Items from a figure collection
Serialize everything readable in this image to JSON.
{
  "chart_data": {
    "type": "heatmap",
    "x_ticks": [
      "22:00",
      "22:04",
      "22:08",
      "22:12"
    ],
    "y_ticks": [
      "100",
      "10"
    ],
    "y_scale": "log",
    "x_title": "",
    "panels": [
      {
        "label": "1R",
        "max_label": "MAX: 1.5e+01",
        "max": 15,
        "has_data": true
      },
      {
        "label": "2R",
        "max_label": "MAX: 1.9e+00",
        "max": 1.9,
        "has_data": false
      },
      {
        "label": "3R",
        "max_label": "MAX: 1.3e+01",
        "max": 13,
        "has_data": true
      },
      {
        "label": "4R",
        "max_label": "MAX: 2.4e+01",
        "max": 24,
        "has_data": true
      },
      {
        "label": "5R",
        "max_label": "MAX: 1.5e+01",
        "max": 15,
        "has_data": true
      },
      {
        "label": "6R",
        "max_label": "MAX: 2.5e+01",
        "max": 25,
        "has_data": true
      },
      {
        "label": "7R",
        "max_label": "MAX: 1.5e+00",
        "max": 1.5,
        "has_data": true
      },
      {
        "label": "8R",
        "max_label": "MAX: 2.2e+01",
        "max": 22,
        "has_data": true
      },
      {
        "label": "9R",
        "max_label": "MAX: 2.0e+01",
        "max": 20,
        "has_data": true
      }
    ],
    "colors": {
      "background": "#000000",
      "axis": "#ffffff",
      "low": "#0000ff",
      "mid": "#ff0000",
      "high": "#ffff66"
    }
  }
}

• Task goal: Repeat the material in full, exactly as it stands.

• Complete response:
Serialize everything readable in this image to JSON.
{
  "chart_data": {
    "type": "heatmap",
    "x_ticks": [
      "22:00",
      "22:04",
      "22:08",
      "22:12"
    ],
    "y_ticks": [
      "100",
      "10"
    ],
    "y_scale": "log",
    "x_title": "",
    "panels": [
      {
        "label": "1R",
        "max_label": "MAX: 1.5e+01",
        "max": 15,
        "has_data": true
      },
      {
        "label": "2R",
        "max_label": "MAX: 1.9e+00",
        "max": 1.9,
        "has_data": false
      },
      {
        "label": "3R",
        "max_label": "MAX: 1.3e+01",
        "max": 13,
        "has_data": true
      },
      {
        "label": "4R",
        "max_label": "MAX: 2.4e+01",
        "max": 24,
        "has_data": true
      },
      {
        "label": "5R",
        "max_label": "MAX: 1.5e+01",
        "max": 15,
        "has_data": true
      },
      {
        "label": "6R",
        "max_label": "MAX: 2.5e+01",
        "max": 25,
        "has_data": true
      },
      {
        "label": "7R",
        "max_label": "MAX: 1.5e+00",
        "max": 1.5,
        "has_data": true
      },
      {
        "label": "8R",
        "max_label": "MAX: 2.2e+01",
        "max": 22,
        "has_data": true
      },
      {
        "label": "9R",
        "max_label": "MAX: 2.0e+01",
        "max": 20,
        "has_data": true
      }
    ],
    "colors": {
      "background": "#000000",
      "axis": "#ffffff",
      "low": "#0000ff",
      "mid": "#ff0000",
      "high": "#ffff66"
    }
  }
}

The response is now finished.